Work to complete: Recast everything from the start of the data down to the line containing "example-bullet: · [664,895,671,919]" as a Markdown table with the columns Row and Line, skipping any blank lines. Put the row number under Row and the full line under Line.

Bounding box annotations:
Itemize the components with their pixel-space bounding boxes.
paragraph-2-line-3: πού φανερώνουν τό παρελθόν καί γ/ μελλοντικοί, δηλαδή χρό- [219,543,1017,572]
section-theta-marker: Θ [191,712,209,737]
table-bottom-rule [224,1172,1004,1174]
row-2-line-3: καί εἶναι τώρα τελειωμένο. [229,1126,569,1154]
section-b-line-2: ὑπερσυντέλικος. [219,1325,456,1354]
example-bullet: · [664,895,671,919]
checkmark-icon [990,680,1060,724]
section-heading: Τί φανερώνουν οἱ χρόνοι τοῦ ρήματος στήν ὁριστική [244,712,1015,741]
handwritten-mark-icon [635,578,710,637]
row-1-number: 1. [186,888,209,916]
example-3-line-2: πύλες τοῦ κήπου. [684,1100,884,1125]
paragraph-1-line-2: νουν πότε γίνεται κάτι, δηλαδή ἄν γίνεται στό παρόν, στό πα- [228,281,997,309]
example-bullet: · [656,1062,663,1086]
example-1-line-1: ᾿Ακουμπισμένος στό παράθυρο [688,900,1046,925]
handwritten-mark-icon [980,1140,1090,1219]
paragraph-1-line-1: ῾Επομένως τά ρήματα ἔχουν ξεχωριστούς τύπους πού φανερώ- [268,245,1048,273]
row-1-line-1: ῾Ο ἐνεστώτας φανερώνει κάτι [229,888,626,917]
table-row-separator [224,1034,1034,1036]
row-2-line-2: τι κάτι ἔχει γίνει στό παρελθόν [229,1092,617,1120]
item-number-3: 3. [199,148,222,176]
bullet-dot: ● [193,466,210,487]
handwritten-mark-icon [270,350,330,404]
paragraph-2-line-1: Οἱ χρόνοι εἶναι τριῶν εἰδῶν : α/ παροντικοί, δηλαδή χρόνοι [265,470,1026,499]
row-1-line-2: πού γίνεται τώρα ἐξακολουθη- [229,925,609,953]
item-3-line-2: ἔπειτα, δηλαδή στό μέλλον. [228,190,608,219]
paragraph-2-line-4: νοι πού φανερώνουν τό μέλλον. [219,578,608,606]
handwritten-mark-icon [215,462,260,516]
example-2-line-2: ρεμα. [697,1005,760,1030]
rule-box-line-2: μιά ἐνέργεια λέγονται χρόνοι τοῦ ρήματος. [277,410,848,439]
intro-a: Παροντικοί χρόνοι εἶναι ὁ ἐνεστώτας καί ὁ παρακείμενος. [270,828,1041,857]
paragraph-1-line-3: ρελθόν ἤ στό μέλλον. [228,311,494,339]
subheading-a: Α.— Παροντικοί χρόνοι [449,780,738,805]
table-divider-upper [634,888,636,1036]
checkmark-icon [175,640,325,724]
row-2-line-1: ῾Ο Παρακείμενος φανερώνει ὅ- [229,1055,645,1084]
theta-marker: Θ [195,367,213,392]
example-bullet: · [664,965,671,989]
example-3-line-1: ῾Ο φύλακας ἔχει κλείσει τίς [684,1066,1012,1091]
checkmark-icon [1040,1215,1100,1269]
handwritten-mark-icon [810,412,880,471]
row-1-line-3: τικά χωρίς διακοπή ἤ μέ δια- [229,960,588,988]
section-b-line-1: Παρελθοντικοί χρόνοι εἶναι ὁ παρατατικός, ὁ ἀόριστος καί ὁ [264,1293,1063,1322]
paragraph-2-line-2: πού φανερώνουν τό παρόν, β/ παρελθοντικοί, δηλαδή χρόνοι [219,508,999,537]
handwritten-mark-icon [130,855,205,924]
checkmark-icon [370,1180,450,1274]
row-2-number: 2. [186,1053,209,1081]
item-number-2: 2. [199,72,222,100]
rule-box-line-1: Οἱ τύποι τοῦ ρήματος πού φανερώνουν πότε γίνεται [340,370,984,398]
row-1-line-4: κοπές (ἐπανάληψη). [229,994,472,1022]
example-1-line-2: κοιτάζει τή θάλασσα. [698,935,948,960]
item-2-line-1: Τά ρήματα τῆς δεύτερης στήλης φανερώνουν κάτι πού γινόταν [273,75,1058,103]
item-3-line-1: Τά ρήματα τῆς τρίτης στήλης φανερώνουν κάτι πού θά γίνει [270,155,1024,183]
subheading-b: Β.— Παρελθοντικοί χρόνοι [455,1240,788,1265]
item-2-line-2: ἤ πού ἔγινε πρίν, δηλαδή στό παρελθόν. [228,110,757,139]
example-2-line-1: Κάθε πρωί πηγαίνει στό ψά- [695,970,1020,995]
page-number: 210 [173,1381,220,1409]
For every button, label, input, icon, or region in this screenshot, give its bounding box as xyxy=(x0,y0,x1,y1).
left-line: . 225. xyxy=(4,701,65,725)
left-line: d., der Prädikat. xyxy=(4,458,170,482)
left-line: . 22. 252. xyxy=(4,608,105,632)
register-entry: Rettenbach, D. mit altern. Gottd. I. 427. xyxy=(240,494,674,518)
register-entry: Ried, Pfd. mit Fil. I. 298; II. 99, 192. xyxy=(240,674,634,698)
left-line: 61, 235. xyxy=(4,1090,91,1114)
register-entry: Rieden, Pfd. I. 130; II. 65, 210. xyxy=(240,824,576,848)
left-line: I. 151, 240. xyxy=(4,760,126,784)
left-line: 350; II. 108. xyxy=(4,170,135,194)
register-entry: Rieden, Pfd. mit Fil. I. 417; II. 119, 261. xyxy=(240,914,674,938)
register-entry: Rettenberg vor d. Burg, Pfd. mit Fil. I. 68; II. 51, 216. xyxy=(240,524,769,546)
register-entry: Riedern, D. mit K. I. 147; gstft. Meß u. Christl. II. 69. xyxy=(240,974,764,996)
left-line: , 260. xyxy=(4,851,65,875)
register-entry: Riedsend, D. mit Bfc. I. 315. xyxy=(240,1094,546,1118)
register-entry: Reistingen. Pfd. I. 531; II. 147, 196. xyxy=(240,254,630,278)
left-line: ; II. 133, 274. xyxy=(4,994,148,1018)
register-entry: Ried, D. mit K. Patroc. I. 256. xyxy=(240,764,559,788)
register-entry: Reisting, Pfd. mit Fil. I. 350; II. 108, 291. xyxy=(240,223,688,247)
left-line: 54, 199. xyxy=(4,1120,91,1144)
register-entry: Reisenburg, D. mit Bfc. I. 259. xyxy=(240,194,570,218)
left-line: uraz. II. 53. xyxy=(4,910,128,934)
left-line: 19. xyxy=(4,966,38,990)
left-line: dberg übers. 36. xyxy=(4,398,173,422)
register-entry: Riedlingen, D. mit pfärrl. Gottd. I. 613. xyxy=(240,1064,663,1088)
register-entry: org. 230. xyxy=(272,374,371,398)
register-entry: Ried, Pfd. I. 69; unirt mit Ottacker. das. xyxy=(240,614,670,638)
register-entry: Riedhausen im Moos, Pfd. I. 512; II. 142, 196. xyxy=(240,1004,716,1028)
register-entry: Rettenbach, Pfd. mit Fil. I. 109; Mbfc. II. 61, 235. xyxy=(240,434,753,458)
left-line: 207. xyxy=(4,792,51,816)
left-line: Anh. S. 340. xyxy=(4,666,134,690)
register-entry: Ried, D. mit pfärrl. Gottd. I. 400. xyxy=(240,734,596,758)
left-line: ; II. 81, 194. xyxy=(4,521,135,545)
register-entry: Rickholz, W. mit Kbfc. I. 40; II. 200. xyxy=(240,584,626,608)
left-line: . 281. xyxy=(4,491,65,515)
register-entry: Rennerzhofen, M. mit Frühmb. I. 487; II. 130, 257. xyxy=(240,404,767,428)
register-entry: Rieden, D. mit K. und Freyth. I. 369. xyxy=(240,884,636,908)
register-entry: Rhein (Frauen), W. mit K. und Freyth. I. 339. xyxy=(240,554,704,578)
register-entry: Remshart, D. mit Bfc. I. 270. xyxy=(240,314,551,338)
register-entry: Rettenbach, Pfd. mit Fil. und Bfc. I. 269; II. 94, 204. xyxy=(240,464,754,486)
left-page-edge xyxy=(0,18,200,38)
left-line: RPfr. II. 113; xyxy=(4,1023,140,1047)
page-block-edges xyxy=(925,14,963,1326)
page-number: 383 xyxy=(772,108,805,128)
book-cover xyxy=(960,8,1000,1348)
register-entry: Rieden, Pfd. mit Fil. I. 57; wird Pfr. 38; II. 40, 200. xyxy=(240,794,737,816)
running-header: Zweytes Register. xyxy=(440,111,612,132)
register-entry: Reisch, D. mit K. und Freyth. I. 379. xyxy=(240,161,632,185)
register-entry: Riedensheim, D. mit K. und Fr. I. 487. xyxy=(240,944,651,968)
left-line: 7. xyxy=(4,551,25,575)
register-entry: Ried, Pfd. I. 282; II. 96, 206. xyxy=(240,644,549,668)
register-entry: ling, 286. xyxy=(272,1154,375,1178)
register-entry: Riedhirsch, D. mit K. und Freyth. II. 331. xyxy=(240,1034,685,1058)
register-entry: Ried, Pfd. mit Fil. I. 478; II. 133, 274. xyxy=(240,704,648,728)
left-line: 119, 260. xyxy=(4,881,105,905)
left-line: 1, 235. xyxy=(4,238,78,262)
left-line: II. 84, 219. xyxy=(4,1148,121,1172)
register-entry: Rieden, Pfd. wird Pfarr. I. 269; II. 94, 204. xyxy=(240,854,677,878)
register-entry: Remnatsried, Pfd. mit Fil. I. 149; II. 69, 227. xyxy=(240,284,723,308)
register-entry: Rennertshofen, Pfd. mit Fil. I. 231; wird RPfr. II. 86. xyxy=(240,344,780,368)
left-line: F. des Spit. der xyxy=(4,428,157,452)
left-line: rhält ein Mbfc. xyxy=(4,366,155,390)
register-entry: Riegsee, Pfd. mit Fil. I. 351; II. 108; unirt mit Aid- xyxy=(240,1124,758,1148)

Answer to the task:
| Row | Line |
|---|---|
| 1 | Itemize the components with their pixel-space bounding boxes. |
| 2 | paragraph-2-line-3: πού φανερώνουν τό παρελθόν καί γ/ μελλοντικοί, δηλαδή χρό- [219,543,1017,572] |
| 3 | section-theta-marker: Θ [191,712,209,737] |
| 4 | table-bottom-rule [224,1172,1004,1174] |
| 5 | row-2-line-3: καί εἶναι τώρα τελειωμένο. [229,1126,569,1154] |
| 6 | section-b-line-2: ὑπερσυντέλικος. [219,1325,456,1354] |
| 7 | example-bullet: · [664,895,671,919] |